_What you have to do:_ Return the records exactly as they are.

━━━━━ Data shown

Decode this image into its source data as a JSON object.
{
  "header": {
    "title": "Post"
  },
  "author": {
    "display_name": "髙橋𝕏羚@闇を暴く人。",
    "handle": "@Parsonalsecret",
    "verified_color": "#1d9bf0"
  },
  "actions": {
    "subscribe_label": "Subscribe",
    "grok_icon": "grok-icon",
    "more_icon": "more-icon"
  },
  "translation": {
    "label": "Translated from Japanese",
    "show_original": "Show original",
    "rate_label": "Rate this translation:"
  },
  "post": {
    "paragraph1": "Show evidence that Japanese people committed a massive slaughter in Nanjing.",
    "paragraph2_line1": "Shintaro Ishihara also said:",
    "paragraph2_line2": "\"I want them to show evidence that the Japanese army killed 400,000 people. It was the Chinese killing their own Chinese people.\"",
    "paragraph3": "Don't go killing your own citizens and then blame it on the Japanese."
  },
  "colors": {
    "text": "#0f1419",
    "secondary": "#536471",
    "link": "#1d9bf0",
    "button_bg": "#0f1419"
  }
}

━━━━━━━━━━

_Written answer:_
Decode this image into its source data as a JSON object.
{
  "header": {
    "title": "Post"
  },
  "author": {
    "display_name": "髙橋𝕏羚@闇を暴く人。",
    "handle": "@Parsonalsecret",
    "verified_color": "#1d9bf0"
  },
  "actions": {
    "subscribe_label": "Subscribe",
    "grok_icon": "grok-icon",
    "more_icon": "more-icon"
  },
  "translation": {
    "label": "Translated from Japanese",
    "show_original": "Show original",
    "rate_label": "Rate this translation:"
  },
  "post": {
    "paragraph1": "Show evidence that Japanese people committed a massive slaughter in Nanjing.",
    "paragraph2_line1": "Shintaro Ishihara also said:",
    "paragraph2_line2": "\"I want them to show evidence that the Japanese army killed 400,000 people. It was the Chinese killing their own Chinese people.\"",
    "paragraph3": "Don't go killing your own citizens and then blame it on the Japanese."
  },
  "colors": {
    "text": "#0f1419",
    "secondary": "#536471",
    "link": "#1d9bf0",
    "button_bg": "#0f1419"
  }
}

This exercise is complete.